### What to produce
Copy out, from the entries below, each line holding the string "Pedro".
* Start Supplied entries *
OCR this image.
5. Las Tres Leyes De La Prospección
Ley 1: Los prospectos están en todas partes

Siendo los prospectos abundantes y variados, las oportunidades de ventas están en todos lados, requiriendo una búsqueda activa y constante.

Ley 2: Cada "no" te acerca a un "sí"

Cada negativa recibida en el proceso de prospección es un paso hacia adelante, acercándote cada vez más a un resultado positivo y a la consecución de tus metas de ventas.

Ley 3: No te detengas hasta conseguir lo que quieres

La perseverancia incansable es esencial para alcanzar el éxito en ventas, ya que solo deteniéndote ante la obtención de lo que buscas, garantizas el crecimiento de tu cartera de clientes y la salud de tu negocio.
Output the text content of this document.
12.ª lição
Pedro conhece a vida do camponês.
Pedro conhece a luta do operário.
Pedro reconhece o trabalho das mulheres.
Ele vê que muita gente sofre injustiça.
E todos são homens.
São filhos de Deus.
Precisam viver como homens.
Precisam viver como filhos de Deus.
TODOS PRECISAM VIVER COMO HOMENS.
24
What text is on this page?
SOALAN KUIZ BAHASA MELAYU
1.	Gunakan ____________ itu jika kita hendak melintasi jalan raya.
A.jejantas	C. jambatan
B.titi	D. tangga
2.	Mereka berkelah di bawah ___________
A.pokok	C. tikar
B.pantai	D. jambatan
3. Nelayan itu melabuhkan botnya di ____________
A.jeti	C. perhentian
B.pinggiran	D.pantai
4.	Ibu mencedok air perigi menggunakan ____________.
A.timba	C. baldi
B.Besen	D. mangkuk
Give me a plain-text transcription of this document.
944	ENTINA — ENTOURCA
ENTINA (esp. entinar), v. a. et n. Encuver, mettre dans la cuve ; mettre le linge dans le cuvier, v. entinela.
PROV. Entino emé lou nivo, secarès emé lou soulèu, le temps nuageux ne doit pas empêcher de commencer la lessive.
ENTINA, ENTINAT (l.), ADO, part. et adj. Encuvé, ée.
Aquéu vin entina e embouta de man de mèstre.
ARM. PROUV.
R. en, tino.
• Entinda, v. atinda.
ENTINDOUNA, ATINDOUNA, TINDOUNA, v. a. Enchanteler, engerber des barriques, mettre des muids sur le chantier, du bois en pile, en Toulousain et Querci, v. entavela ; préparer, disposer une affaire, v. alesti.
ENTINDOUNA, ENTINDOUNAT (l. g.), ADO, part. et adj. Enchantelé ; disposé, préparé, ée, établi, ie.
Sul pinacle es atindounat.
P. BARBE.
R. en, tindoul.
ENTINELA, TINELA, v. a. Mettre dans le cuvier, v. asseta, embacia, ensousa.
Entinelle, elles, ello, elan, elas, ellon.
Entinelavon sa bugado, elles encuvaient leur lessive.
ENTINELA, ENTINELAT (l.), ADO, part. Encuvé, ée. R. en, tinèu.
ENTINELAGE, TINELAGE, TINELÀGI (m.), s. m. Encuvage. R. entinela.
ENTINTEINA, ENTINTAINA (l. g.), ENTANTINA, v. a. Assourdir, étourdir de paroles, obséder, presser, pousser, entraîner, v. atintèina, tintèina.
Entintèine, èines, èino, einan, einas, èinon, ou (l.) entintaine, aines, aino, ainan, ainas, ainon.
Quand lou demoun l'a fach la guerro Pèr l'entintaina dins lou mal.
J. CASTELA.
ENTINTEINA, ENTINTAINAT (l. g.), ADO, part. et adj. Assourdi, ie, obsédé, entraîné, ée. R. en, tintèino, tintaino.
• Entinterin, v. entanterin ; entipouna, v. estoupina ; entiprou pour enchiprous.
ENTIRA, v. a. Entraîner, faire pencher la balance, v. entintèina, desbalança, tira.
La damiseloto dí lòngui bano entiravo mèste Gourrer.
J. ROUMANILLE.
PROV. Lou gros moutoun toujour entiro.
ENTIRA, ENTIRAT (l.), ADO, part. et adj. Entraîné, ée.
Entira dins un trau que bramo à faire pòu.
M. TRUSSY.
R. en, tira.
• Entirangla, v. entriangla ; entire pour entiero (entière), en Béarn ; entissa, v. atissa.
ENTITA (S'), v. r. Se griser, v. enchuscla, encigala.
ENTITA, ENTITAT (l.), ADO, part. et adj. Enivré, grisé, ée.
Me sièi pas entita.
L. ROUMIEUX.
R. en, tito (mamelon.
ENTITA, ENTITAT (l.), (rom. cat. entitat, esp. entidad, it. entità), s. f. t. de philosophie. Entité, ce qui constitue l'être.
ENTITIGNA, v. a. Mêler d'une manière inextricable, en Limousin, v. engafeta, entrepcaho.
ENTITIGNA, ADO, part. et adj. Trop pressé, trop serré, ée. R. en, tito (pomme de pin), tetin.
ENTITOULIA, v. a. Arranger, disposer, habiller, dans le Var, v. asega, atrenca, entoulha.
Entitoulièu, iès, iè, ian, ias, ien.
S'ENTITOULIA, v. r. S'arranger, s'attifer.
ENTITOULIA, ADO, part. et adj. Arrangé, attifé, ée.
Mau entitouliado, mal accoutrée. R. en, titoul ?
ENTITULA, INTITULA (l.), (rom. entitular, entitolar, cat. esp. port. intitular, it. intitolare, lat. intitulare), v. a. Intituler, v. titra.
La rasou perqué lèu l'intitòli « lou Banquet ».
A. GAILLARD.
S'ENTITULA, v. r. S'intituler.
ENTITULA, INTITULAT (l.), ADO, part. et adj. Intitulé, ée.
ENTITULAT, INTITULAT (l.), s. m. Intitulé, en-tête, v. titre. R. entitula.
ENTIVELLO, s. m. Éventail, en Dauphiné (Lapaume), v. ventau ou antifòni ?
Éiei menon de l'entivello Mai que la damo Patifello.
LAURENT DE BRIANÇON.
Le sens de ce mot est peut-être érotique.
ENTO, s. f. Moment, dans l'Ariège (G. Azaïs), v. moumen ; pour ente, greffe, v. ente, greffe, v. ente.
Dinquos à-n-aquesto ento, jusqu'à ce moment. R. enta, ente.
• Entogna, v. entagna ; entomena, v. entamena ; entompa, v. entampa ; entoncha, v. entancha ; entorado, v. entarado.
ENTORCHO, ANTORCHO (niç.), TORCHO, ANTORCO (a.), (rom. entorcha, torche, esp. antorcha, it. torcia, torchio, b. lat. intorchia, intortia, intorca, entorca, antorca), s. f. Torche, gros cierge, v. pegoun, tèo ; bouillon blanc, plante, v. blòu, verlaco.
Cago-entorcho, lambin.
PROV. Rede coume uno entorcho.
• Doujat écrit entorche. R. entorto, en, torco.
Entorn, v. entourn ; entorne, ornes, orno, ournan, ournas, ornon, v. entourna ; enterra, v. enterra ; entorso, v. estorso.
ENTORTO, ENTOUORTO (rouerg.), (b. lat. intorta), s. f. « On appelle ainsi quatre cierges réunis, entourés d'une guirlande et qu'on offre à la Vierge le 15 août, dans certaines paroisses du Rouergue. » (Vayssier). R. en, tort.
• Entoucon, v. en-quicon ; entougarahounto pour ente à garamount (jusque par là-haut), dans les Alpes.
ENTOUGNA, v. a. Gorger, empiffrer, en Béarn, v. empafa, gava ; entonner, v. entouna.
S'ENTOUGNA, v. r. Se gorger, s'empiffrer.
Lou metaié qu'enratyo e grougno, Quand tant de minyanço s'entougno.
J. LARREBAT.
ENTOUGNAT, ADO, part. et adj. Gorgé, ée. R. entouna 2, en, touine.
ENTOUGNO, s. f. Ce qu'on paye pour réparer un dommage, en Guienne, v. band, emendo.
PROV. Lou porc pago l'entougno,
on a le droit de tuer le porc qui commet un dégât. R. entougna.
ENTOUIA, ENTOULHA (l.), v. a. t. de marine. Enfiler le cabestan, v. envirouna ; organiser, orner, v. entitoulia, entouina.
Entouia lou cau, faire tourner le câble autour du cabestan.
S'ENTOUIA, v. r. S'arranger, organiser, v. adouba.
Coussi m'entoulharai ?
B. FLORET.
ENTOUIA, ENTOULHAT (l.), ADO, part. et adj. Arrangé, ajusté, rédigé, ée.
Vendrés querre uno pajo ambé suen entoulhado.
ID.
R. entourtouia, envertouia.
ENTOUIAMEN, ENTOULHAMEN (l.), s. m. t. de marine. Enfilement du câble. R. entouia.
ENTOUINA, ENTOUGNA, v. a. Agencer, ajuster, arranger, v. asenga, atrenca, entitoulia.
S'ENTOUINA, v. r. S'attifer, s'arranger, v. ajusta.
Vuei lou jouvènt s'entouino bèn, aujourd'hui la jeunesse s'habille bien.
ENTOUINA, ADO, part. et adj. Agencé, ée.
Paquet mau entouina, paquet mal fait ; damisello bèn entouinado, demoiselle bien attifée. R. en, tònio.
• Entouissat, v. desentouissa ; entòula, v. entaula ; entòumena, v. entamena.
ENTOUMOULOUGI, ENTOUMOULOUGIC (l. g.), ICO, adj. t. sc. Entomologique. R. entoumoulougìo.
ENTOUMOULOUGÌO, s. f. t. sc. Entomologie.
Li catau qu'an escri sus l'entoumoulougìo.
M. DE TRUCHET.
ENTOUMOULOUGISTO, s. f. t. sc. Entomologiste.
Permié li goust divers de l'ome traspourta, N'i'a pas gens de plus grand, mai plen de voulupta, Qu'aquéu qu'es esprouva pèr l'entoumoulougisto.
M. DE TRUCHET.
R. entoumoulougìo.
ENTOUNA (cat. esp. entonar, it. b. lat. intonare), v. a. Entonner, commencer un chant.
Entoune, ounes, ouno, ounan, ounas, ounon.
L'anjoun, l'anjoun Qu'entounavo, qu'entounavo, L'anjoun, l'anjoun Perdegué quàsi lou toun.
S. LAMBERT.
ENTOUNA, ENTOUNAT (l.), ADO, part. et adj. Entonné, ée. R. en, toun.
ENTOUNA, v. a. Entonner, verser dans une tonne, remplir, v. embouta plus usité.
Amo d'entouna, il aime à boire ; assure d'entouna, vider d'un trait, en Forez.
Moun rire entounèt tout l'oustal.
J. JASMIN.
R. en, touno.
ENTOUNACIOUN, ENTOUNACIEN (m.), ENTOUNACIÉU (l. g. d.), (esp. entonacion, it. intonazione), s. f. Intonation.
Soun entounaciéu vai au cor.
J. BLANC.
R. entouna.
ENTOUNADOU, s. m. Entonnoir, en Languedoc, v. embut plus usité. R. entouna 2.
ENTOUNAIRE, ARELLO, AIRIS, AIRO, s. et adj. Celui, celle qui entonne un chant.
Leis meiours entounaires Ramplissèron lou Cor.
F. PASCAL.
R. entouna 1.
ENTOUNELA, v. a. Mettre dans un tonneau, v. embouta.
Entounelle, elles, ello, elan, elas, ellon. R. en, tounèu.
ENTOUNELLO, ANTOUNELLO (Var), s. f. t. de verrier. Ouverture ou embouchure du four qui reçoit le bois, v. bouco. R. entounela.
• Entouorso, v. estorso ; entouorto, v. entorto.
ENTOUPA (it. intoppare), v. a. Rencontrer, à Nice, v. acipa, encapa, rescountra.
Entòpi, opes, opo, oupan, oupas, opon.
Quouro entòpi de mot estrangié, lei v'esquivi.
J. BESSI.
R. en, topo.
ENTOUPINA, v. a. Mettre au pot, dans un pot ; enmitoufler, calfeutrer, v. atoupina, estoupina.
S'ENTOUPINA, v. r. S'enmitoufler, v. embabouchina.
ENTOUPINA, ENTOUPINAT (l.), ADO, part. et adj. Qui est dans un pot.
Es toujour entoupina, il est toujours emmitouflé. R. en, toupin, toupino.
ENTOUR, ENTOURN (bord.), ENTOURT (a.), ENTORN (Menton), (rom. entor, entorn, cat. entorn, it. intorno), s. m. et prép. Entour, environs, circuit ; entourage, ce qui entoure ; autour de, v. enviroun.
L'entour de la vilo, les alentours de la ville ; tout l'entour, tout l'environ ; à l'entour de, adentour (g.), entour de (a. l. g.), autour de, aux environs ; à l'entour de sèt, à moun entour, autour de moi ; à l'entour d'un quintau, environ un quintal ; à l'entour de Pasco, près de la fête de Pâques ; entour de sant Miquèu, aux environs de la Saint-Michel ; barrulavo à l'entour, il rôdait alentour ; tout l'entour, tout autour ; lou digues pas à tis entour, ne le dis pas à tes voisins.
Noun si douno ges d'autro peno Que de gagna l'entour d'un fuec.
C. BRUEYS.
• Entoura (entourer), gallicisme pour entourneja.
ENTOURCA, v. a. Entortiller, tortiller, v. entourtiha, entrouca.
* End Supplied entries *
### Right answer
Pedro conhece a vida do camponês.
Pedro conhece a luta do operário.
Pedro reconhece o trabalho das mulheres.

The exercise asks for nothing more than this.